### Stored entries
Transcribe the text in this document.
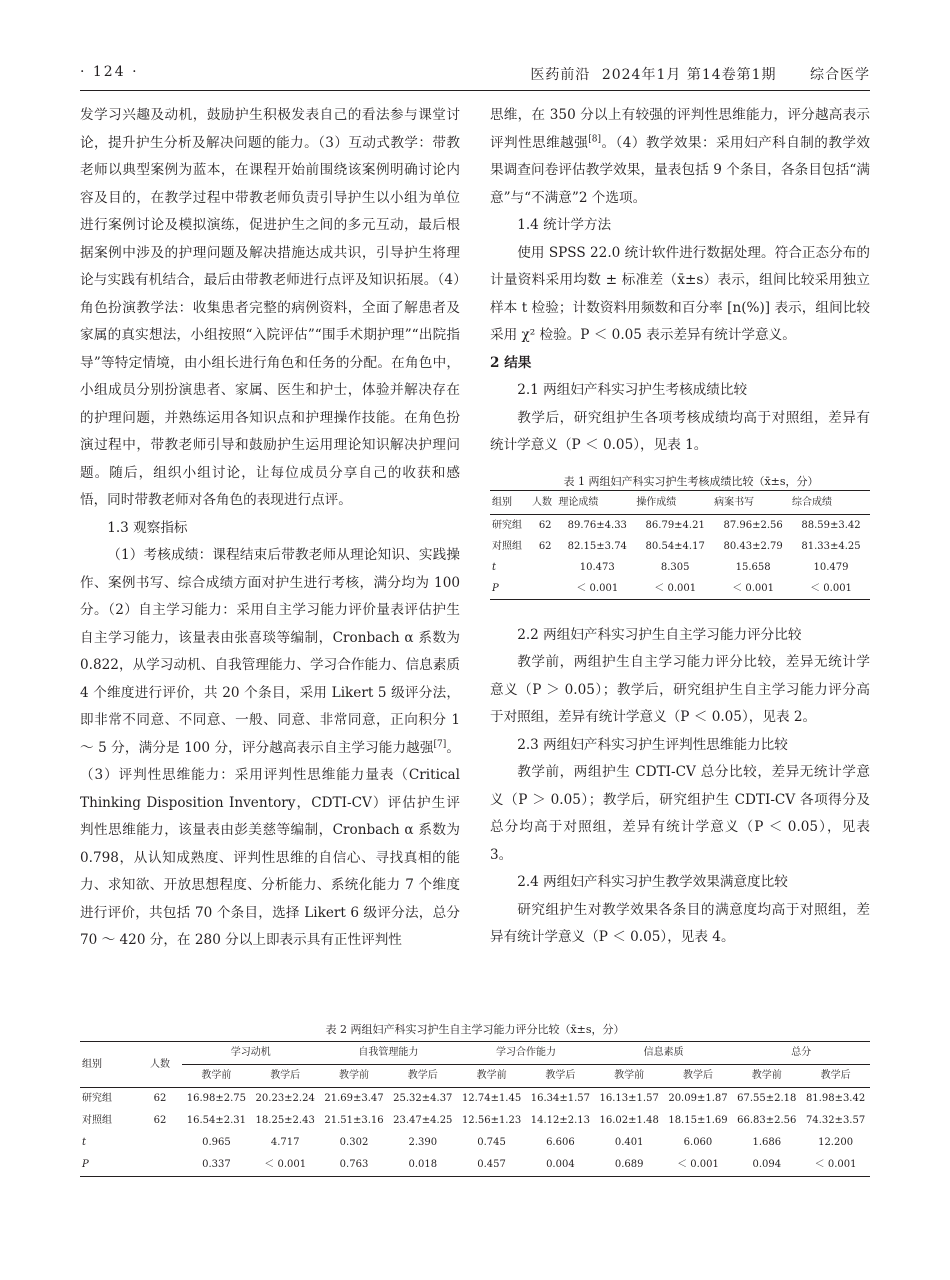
· 124 ·	医药前沿 2024年1月 第14卷第1期 综合医学

发学习兴趣及动机，鼓励护生积极发表自己的看法参与课堂讨论，提升护生分析及解决问题的能力。（3）互动式教学：带教老师以典型案例为蓝本，在课程开始前围绕该案例明确讨论内容及目的，在教学过程中带教老师负责引导护生以小组为单位进行案例讨论及模拟演练，促进护生之间的多元互动，最后根据案例中涉及的护理问题及解决措施达成共识，引导护生将理论与实践有机结合，最后由带教老师进行点评及知识拓展。（4）角色扮演教学法：收集患者完整的病例资料，全面了解患者及家属的真实想法，小组按照“入院评估”“围手术期护理”“出院指导”等特定情境，由小组长进行角色和任务的分配。在角色中，小组成员分别扮演患者、家属、医生和护士，体验并解决存在的护理问题，并熟练运用各知识点和护理操作技能。在角色扮演过程中，带教老师引导和鼓励护生运用理论知识解决护理问题。随后，组织小组讨论，让每位成员分享自己的收获和感悟，同时带教老师对各角色的表现进行点评。

1.3 观察指标

（1）考核成绩：课程结束后带教老师从理论知识、实践操作、案例书写、综合成绩方面对护生进行考核，满分均为 100 分。（2）自主学习能力：采用自主学习能力评价量表评估护生自主学习能力，该量表由张喜琰等编制，Cronbach α 系数为 0.822，从学习动机、自我管理能力、学习合作能力、信息素质 4 个维度进行评价，共 20 个条目，采用 Likert 5 级评分法，即非常不同意、不同意、一般、同意、非常同意，正向积分 1 ～ 5 分，满分是 100 分，评分越高表示自主学习能力越强[7]。（3）评判性思维能力：采用评判性思维能力量表（Critical Thinking Disposition Inventory，CDTI-CV）评估护生评判性思维能力，该量表由彭美慈等编制，Cronbach α 系数为 0.798，从认知成熟度、评判性思维的自信心、寻找真相的能力、求知欲、开放思想程度、分析能力、系统化能力 7 个维度进行评价，共包括 70 个条目，选择 Likert 6 级评分法，总分 70 ～ 420 分，在 280 分以上即表示具有正性评判性

思维，在 350 分以上有较强的评判性思维能力，评分越高表示评判性思维越强[8]。（4）教学效果：采用妇产科自制的教学效果调查问卷评估教学效果，量表包括 9 个条目，各条目包括“满意”与“不满意”2 个选项。

1.4 统计学方法

使用 SPSS 22.0 统计软件进行数据处理。符合正态分布的计量资料采用均数 ± 标准差（x̄±s）表示，组间比较采用独立样本 t 检验；计数资料用频数和百分率 [n(%)] 表示，组间比较采用 χ² 检验。P ＜ 0.05 表示差异有统计学意义。

2 结果

2.1 两组妇产科实习护生考核成绩比较

教学后，研究组护生各项考核成绩均高于对照组，差异有统计学意义（P ＜ 0.05），见表 1。

表 1 两组妇产科实习护生考核成绩比较（x̄±s，分）

组别	人数	理论成绩	操作成绩	病案书写	综合成绩
研究组	62	89.76±4.33	86.79±4.21	87.96±2.56	88.59±3.42
对照组	62	82.15±3.74	80.54±4.17	80.43±2.79	81.33±4.25
t		10.473	8.305	15.658	10.479
P		＜ 0.001	＜ 0.001	＜ 0.001	＜ 0.001

2.2 两组妇产科实习护生自主学习能力评分比较

教学前，两组护生自主学习能力评分比较，差异无统计学意义（P ＞ 0.05）；教学后，研究组护生自主学习能力评分高于对照组，差异有统计学意义（P ＜ 0.05），见表 2。

2.3 两组妇产科实习护生评判性思维能力比较

教学前，两组护生 CDTI-CV 总分比较，差异无统计学意义（P ＞ 0.05）；教学后，研究组护生 CDTI-CV 各项得分及总分均高于对照组，差异有统计学意义（P ＜ 0.05），见表 3。

2.4 两组妇产科实习护生教学效果满意度比较

研究组护生对教学效果各条目的满意度均高于对照组，差异有统计学意义（P ＜ 0.05），见表 4。

表 2 两组妇产科实习护生自主学习能力评分比较（x̄±s，分）

组别	人数	学习动机		自我管理能力		学习合作能力		信息素质		总分	
		教学前	教学后	教学前	教学后	教学前	教学后	教学前	教学后	教学前	教学后
研究组	62	16.98±2.75	20.23±2.24	21.69±3.47	25.32±4.37	12.74±1.45	16.34±1.57	16.13±1.57	20.09±1.87	67.55±2.18	81.98±3.42
对照组	62	16.54±2.31	18.25±2.43	21.51±3.16	23.47±4.25	12.56±1.23	14.12±2.13	16.02±1.48	18.15±1.69	66.83±2.56	74.32±3.57
t		0.965	4.717	0.302	2.390	0.745	6.606	0.401	6.060	1.686	12.200
P		0.337	＜ 0.001	0.763	0.018	0.457	0.004	0.689	＜ 0.001	0.094	＜ 0.001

### What is needed
Omit the pictures. Output every record above word for word.

### Output below
Transcribe the text in this document.
· 124 ·	医药前沿 2024年1月 第14卷第1期 综合医学

发学习兴趣及动机，鼓励护生积极发表自己的看法参与课堂讨论，提升护生分析及解决问题的能力。（3）互动式教学：带教老师以典型案例为蓝本，在课程开始前围绕该案例明确讨论内容及目的，在教学过程中带教老师负责引导护生以小组为单位进行案例讨论及模拟演练，促进护生之间的多元互动，最后根据案例中涉及的护理问题及解决措施达成共识，引导护生将理论与实践有机结合，最后由带教老师进行点评及知识拓展。（4）角色扮演教学法：收集患者完整的病例资料，全面了解患者及家属的真实想法，小组按照“入院评估”“围手术期护理”“出院指导”等特定情境，由小组长进行角色和任务的分配。在角色中，小组成员分别扮演患者、家属、医生和护士，体验并解决存在的护理问题，并熟练运用各知识点和护理操作技能。在角色扮演过程中，带教老师引导和鼓励护生运用理论知识解决护理问题。随后，组织小组讨论，让每位成员分享自己的收获和感悟，同时带教老师对各角色的表现进行点评。

1.3 观察指标

（1）考核成绩：课程结束后带教老师从理论知识、实践操作、案例书写、综合成绩方面对护生进行考核，满分均为 100 分。（2）自主学习能力：采用自主学习能力评价量表评估护生自主学习能力，该量表由张喜琰等编制，Cronbach α 系数为 0.822，从学习动机、自我管理能力、学习合作能力、信息素质 4 个维度进行评价，共 20 个条目，采用 Likert 5 级评分法，即非常不同意、不同意、一般、同意、非常同意，正向积分 1 ～ 5 分，满分是 100 分，评分越高表示自主学习能力越强[7]。（3）评判性思维能力：采用评判性思维能力量表（Critical Thinking Disposition Inventory，CDTI-CV）评估护生评判性思维能力，该量表由彭美慈等编制，Cronbach α 系数为 0.798，从认知成熟度、评判性思维的自信心、寻找真相的能力、求知欲、开放思想程度、分析能力、系统化能力 7 个维度进行评价，共包括 70 个条目，选择 Likert 6 级评分法，总分 70 ～ 420 分，在 280 分以上即表示具有正性评判性

思维，在 350 分以上有较强的评判性思维能力，评分越高表示评判性思维越强[8]。（4）教学效果：采用妇产科自制的教学效果调查问卷评估教学效果，量表包括 9 个条目，各条目包括“满意”与“不满意”2 个选项。

1.4 统计学方法

使用 SPSS 22.0 统计软件进行数据处理。符合正态分布的计量资料采用均数 ± 标准差（x̄±s）表示，组间比较采用独立样本 t 检验；计数资料用频数和百分率 [n(%)] 表示，组间比较采用 χ² 检验。P ＜ 0.05 表示差异有统计学意义。

2 结果

2.1 两组妇产科实习护生考核成绩比较

教学后，研究组护生各项考核成绩均高于对照组，差异有统计学意义（P ＜ 0.05），见表 1。

表 1 两组妇产科实习护生考核成绩比较（x̄±s，分）

组别	人数	理论成绩	操作成绩	病案书写	综合成绩
研究组	62	89.76±4.33	86.79±4.21	87.96±2.56	88.59±3.42
对照组	62	82.15±3.74	80.54±4.17	80.43±2.79	81.33±4.25
t		10.473	8.305	15.658	10.479
P		＜ 0.001	＜ 0.001	＜ 0.001	＜ 0.001

2.2 两组妇产科实习护生自主学习能力评分比较

教学前，两组护生自主学习能力评分比较，差异无统计学意义（P ＞ 0.05）；教学后，研究组护生自主学习能力评分高于对照组，差异有统计学意义（P ＜ 0.05），见表 2。

2.3 两组妇产科实习护生评判性思维能力比较

教学前，两组护生 CDTI-CV 总分比较，差异无统计学意义（P ＞ 0.05）；教学后，研究组护生 CDTI-CV 各项得分及总分均高于对照组，差异有统计学意义（P ＜ 0.05），见表 3。

2.4 两组妇产科实习护生教学效果满意度比较

研究组护生对教学效果各条目的满意度均高于对照组，差异有统计学意义（P ＜ 0.05），见表 4。

表 2 两组妇产科实习护生自主学习能力评分比较（x̄±s，分）

组别	人数	学习动机		自我管理能力		学习合作能力		信息素质		总分	
		教学前	教学后	教学前	教学后	教学前	教学后	教学前	教学后	教学前	教学后
研究组	62	16.98±2.75	20.23±2.24	21.69±3.47	25.32±4.37	12.74±1.45	16.34±1.57	16.13±1.57	20.09±1.87	67.55±2.18	81.98±3.42
对照组	62	16.54±2.31	18.25±2.43	21.51±3.16	23.47±4.25	12.56±1.23	14.12±2.13	16.02±1.48	18.15±1.69	66.83±2.56	74.32±3.57
t		0.965	4.717	0.302	2.390	0.745	6.606	0.401	6.060	1.686	12.200
P		0.337	＜ 0.001	0.763	0.018	0.457	0.004	0.689	＜ 0.001	0.094	＜ 0.001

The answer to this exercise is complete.